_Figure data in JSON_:
START
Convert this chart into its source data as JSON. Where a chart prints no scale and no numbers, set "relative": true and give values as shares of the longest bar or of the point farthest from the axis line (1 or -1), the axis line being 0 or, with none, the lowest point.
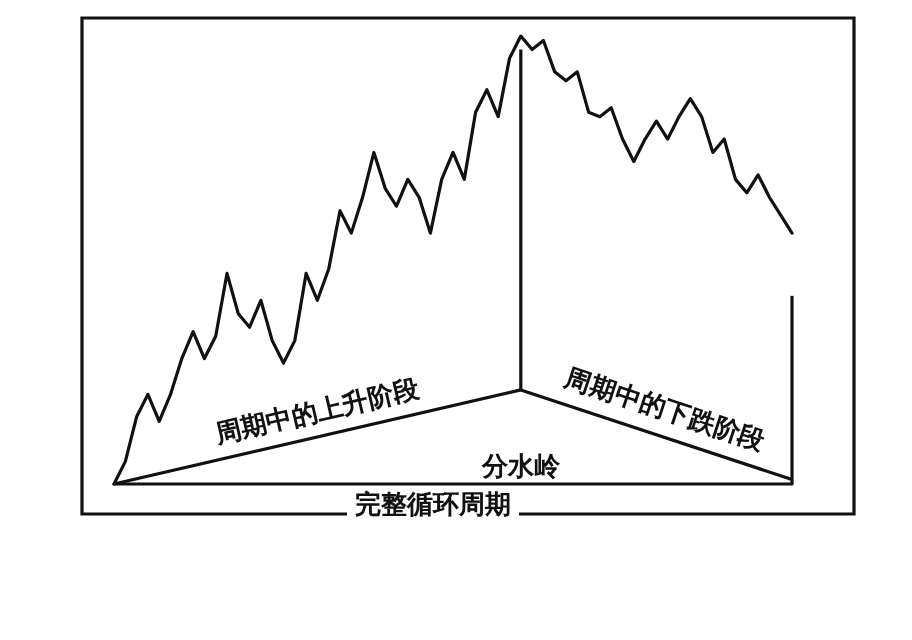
{
  "chart_data": {
    "type": "line",
    "relative": true,
    "grid": false,
    "marker": "none",
    "line_style": "solid",
    "annotations": [
      "周期中的上升阶段",
      "周期中的下跌阶段",
      "分水岭",
      "完整循环周期"
    ],
    "categories": [
      null,
      null,
      null,
      null,
      null,
      null,
      null,
      null,
      null,
      null,
      null,
      null,
      null,
      null,
      null,
      null,
      null,
      null,
      null,
      null,
      null,
      null,
      null,
      null,
      null,
      null,
      null,
      null,
      null,
      null,
      null,
      null,
      null,
      null,
      null,
      null,
      null,
      null,
      null,
      null,
      null,
      null,
      null,
      null,
      null,
      null,
      null,
      null,
      null,
      null,
      null,
      null,
      null,
      null,
      null,
      null,
      null,
      null,
      null,
      null,
      null
    ],
    "series": [
      {
        "color": "#111111",
        "values": [
          0,
          0.05,
          0.15,
          0.2,
          0.14,
          0.2,
          0.28,
          0.34,
          0.28,
          0.33,
          0.47,
          0.38,
          0.35,
          0.41,
          0.32,
          0.27,
          0.32,
          0.47,
          0.41,
          0.48,
          0.61,
          0.56,
          0.64,
          0.74,
          0.66,
          0.62,
          0.68,
          0.64,
          0.56,
          0.68,
          0.74,
          0.68,
          0.83,
          0.88,
          0.82,
          0.95,
          1,
          0.97,
          0.99,
          0.92,
          0.9,
          0.92,
          0.83,
          0.82,
          0.84,
          0.77,
          0.72,
          0.77,
          0.81,
          0.77,
          0.82,
          0.86,
          0.82,
          0.74,
          0.77,
          0.68,
          0.65,
          0.69,
          0.64,
          0.6,
          0.56
        ]
      }
    ]
  }
}
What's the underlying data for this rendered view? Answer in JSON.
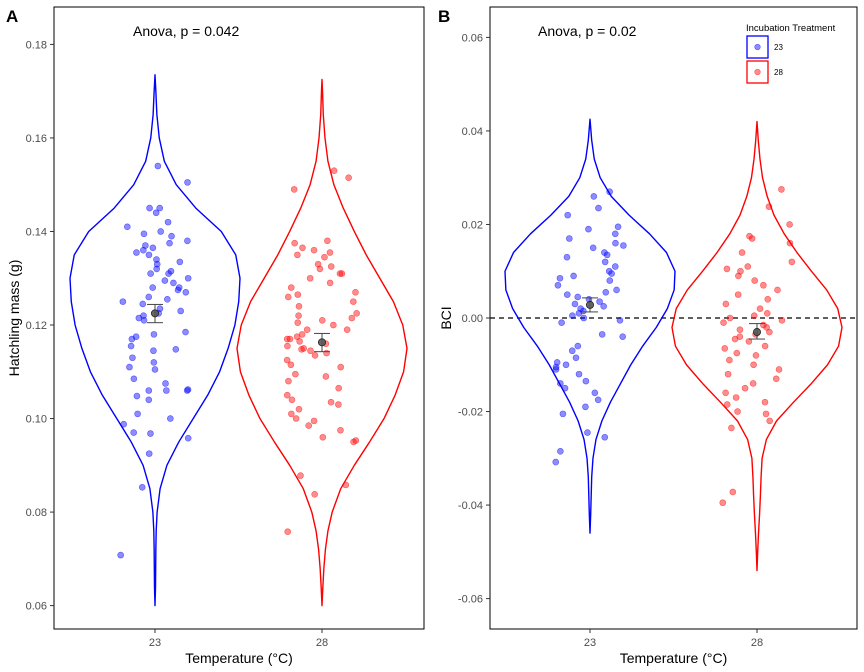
{
  "chart_data": [
    {
      "type": "violin",
      "panel_label": "A",
      "annotation": "Anova, p = 0.042",
      "xlabel": "Temperature (°C)",
      "ylabel": "Hatchling mass (g)",
      "ylim": [
        0.055,
        0.188
      ],
      "yticks": [
        0.06,
        0.08,
        0.1,
        0.12,
        0.14,
        0.16,
        0.18
      ],
      "ytick_labels": [
        "0.06",
        "0.08",
        "0.10",
        "0.12",
        "0.14",
        "0.16",
        "0.18"
      ],
      "categories": [
        "23",
        "28"
      ],
      "grid": false,
      "series": [
        {
          "group": "23",
          "color": "#0000ff",
          "mean": 0.1225,
          "ci": [
            0.1205,
            0.1244
          ],
          "violin": {
            "y_min": 0.06,
            "y_max": 0.1735,
            "profile": [
              [
                0.06,
                0.0
              ],
              [
                0.064,
                0.006
              ],
              [
                0.068,
                0.008
              ],
              [
                0.072,
                0.01
              ],
              [
                0.076,
                0.014
              ],
              [
                0.08,
                0.025
              ],
              [
                0.085,
                0.06
              ],
              [
                0.09,
                0.14
              ],
              [
                0.095,
                0.28
              ],
              [
                0.1,
                0.45
              ],
              [
                0.105,
                0.62
              ],
              [
                0.11,
                0.76
              ],
              [
                0.115,
                0.86
              ],
              [
                0.12,
                0.94
              ],
              [
                0.125,
                0.985
              ],
              [
                0.13,
                1.0
              ],
              [
                0.135,
                0.95
              ],
              [
                0.14,
                0.78
              ],
              [
                0.145,
                0.48
              ],
              [
                0.15,
                0.25
              ],
              [
                0.155,
                0.11
              ],
              [
                0.16,
                0.05
              ],
              [
                0.165,
                0.022
              ],
              [
                0.17,
                0.01
              ],
              [
                0.1735,
                0.0
              ]
            ]
          },
          "points": [
            0.0708,
            0.0853,
            0.0925,
            0.0958,
            0.0968,
            0.097,
            0.0988,
            0.1,
            0.101,
            0.104,
            0.1048,
            0.106,
            0.106,
            0.106,
            0.1062,
            0.1075,
            0.1085,
            0.1105,
            0.111,
            0.112,
            0.113,
            0.1145,
            0.1148,
            0.1155,
            0.117,
            0.1175,
            0.118,
            0.1185,
            0.121,
            0.1215,
            0.122,
            0.1225,
            0.123,
            0.1235,
            0.1245,
            0.125,
            0.1255,
            0.126,
            0.127,
            0.1275,
            0.128,
            0.128,
            0.129,
            0.1295,
            0.13,
            0.131,
            0.131,
            0.1315,
            0.132,
            0.133,
            0.1335,
            0.134,
            0.135,
            0.1355,
            0.136,
            0.1365,
            0.137,
            0.1375,
            0.138,
            0.139,
            0.1395,
            0.14,
            0.141,
            0.142,
            0.144,
            0.145,
            0.145,
            0.1505,
            0.154
          ]
        },
        {
          "group": "28",
          "color": "#ff0000",
          "mean": 0.1163,
          "ci": [
            0.1143,
            0.1182
          ],
          "violin": {
            "y_min": 0.06,
            "y_max": 0.1725,
            "profile": [
              [
                0.06,
                0.0
              ],
              [
                0.064,
                0.01
              ],
              [
                0.068,
                0.022
              ],
              [
                0.072,
                0.04
              ],
              [
                0.076,
                0.07
              ],
              [
                0.08,
                0.12
              ],
              [
                0.085,
                0.22
              ],
              [
                0.09,
                0.38
              ],
              [
                0.095,
                0.56
              ],
              [
                0.1,
                0.73
              ],
              [
                0.105,
                0.86
              ],
              [
                0.11,
                0.96
              ],
              [
                0.115,
                1.0
              ],
              [
                0.12,
                0.95
              ],
              [
                0.125,
                0.84
              ],
              [
                0.13,
                0.68
              ],
              [
                0.135,
                0.52
              ],
              [
                0.14,
                0.38
              ],
              [
                0.145,
                0.25
              ],
              [
                0.15,
                0.14
              ],
              [
                0.155,
                0.07
              ],
              [
                0.16,
                0.035
              ],
              [
                0.165,
                0.015
              ],
              [
                0.17,
                0.006
              ],
              [
                0.1725,
                0.0
              ]
            ]
          },
          "points": [
            0.0758,
            0.0838,
            0.0858,
            0.0878,
            0.095,
            0.0953,
            0.096,
            0.0975,
            0.0985,
            0.0995,
            0.1,
            0.101,
            0.102,
            0.103,
            0.1035,
            0.104,
            0.105,
            0.1065,
            0.108,
            0.109,
            0.1095,
            0.111,
            0.1115,
            0.1125,
            0.1135,
            0.114,
            0.1145,
            0.1148,
            0.115,
            0.1155,
            0.116,
            0.1165,
            0.117,
            0.117,
            0.1175,
            0.118,
            0.119,
            0.119,
            0.12,
            0.1205,
            0.121,
            0.1215,
            0.122,
            0.1225,
            0.124,
            0.125,
            0.126,
            0.1265,
            0.127,
            0.128,
            0.129,
            0.13,
            0.131,
            0.131,
            0.132,
            0.1325,
            0.133,
            0.1345,
            0.135,
            0.1355,
            0.136,
            0.1365,
            0.1375,
            0.138,
            0.149,
            0.1515,
            0.153
          ]
        }
      ]
    },
    {
      "type": "violin",
      "panel_label": "B",
      "annotation": "Anova, p = 0.02",
      "xlabel": "Temperature (°C)",
      "ylabel": "BCI",
      "ylim": [
        -0.0665,
        0.0665
      ],
      "yticks": [
        -0.06,
        -0.04,
        -0.02,
        0.0,
        0.02,
        0.04,
        0.06
      ],
      "ytick_labels": [
        "-0.06",
        "-0.04",
        "-0.02",
        "0.00",
        "0.02",
        "0.04",
        "0.06"
      ],
      "categories": [
        "23",
        "28"
      ],
      "grid": false,
      "reference_line": 0,
      "series": [
        {
          "group": "23",
          "color": "#0000ff",
          "mean": 0.0028,
          "ci": [
            0.0013,
            0.0043
          ],
          "violin": {
            "y_min": -0.046,
            "y_max": 0.0425,
            "profile": [
              [
                -0.046,
                0.0
              ],
              [
                -0.042,
                0.008
              ],
              [
                -0.038,
                0.014
              ],
              [
                -0.034,
                0.02
              ],
              [
                -0.03,
                0.035
              ],
              [
                -0.026,
                0.07
              ],
              [
                -0.022,
                0.14
              ],
              [
                -0.018,
                0.24
              ],
              [
                -0.014,
                0.36
              ],
              [
                -0.01,
                0.48
              ],
              [
                -0.006,
                0.62
              ],
              [
                -0.002,
                0.78
              ],
              [
                0.002,
                0.91
              ],
              [
                0.006,
                0.99
              ],
              [
                0.01,
                1.0
              ],
              [
                0.014,
                0.9
              ],
              [
                0.018,
                0.7
              ],
              [
                0.022,
                0.46
              ],
              [
                0.026,
                0.25
              ],
              [
                0.03,
                0.12
              ],
              [
                0.034,
                0.05
              ],
              [
                0.038,
                0.02
              ],
              [
                0.0425,
                0.0
              ]
            ]
          },
          "points": [
            -0.0308,
            -0.0285,
            -0.0255,
            -0.0245,
            -0.0205,
            -0.019,
            -0.0175,
            -0.016,
            -0.015,
            -0.014,
            -0.0135,
            -0.012,
            -0.011,
            -0.0105,
            -0.01,
            -0.0095,
            -0.0085,
            -0.007,
            -0.006,
            -0.004,
            -0.0035,
            -0.001,
            -0.0005,
            0.0,
            0.0005,
            0.001,
            0.0015,
            0.002,
            0.0025,
            0.003,
            0.0035,
            0.004,
            0.0045,
            0.005,
            0.0055,
            0.006,
            0.007,
            0.008,
            0.0085,
            0.009,
            0.0095,
            0.01,
            0.011,
            0.012,
            0.013,
            0.0135,
            0.014,
            0.015,
            0.0155,
            0.016,
            0.017,
            0.018,
            0.019,
            0.0195,
            0.022,
            0.0235,
            0.026,
            0.027
          ]
        },
        {
          "group": "28",
          "color": "#ff0000",
          "mean": -0.003,
          "ci": [
            -0.0045,
            -0.0012
          ],
          "violin": {
            "y_min": -0.054,
            "y_max": 0.042,
            "profile": [
              [
                -0.054,
                0.0
              ],
              [
                -0.05,
                0.008
              ],
              [
                -0.046,
                0.018
              ],
              [
                -0.042,
                0.03
              ],
              [
                -0.038,
                0.04
              ],
              [
                -0.034,
                0.048
              ],
              [
                -0.03,
                0.06
              ],
              [
                -0.026,
                0.11
              ],
              [
                -0.022,
                0.23
              ],
              [
                -0.018,
                0.43
              ],
              [
                -0.014,
                0.64
              ],
              [
                -0.01,
                0.83
              ],
              [
                -0.006,
                0.96
              ],
              [
                -0.002,
                1.0
              ],
              [
                0.002,
                0.95
              ],
              [
                0.006,
                0.82
              ],
              [
                0.01,
                0.64
              ],
              [
                0.014,
                0.47
              ],
              [
                0.018,
                0.32
              ],
              [
                0.022,
                0.2
              ],
              [
                0.026,
                0.12
              ],
              [
                0.03,
                0.065
              ],
              [
                0.034,
                0.035
              ],
              [
                0.038,
                0.015
              ],
              [
                0.042,
                0.0
              ]
            ]
          },
          "points": [
            -0.0395,
            -0.0372,
            -0.0235,
            -0.022,
            -0.0205,
            -0.02,
            -0.0185,
            -0.018,
            -0.017,
            -0.016,
            -0.015,
            -0.014,
            -0.013,
            -0.012,
            -0.011,
            -0.01,
            -0.009,
            -0.008,
            -0.0075,
            -0.0065,
            -0.006,
            -0.005,
            -0.0045,
            -0.004,
            -0.0035,
            -0.003,
            -0.0025,
            -0.002,
            -0.0015,
            -0.001,
            -0.0005,
            0.0,
            0.0005,
            0.001,
            0.002,
            0.003,
            0.004,
            0.005,
            0.006,
            0.007,
            0.008,
            0.009,
            0.01,
            0.0105,
            0.011,
            0.012,
            0.014,
            0.016,
            0.017,
            0.0175,
            0.02,
            0.0238,
            0.0275
          ]
        }
      ]
    }
  ],
  "legend": {
    "title": "Incubation Treatment",
    "placement": "top-right",
    "items": [
      {
        "label": "23",
        "color": "#0000ff"
      },
      {
        "label": "28",
        "color": "#ff0000"
      }
    ]
  }
}
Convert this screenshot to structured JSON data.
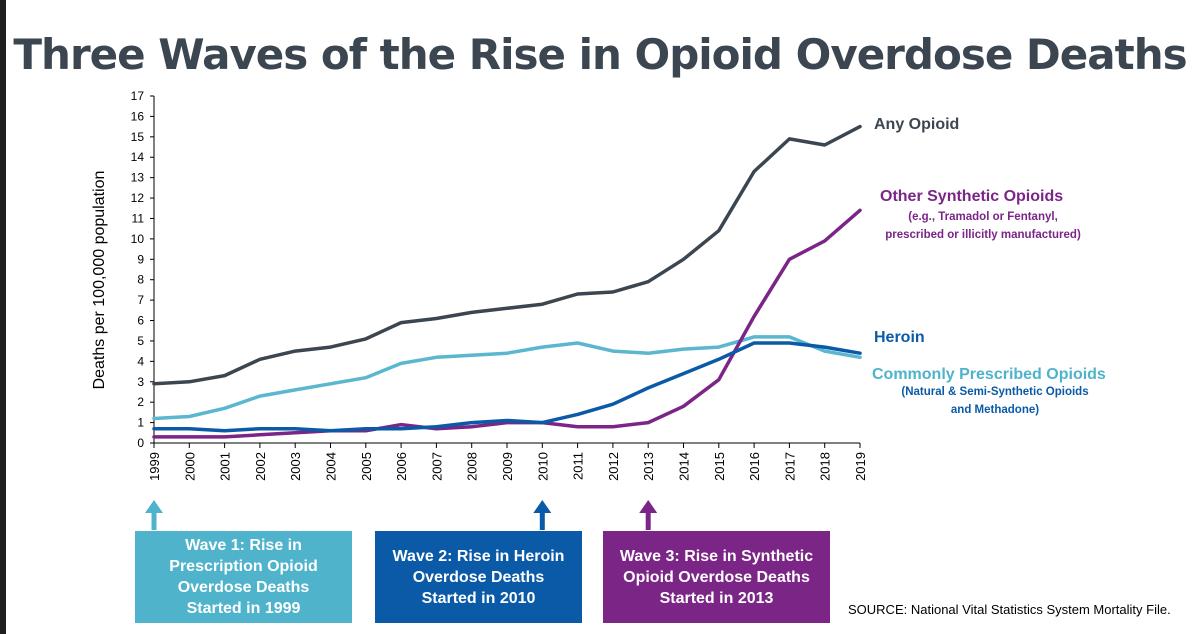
END
_Set exercise_: Above are the entries; count how many of their lines contain the word "Anova" and give only that number.

_Response to this task_: 2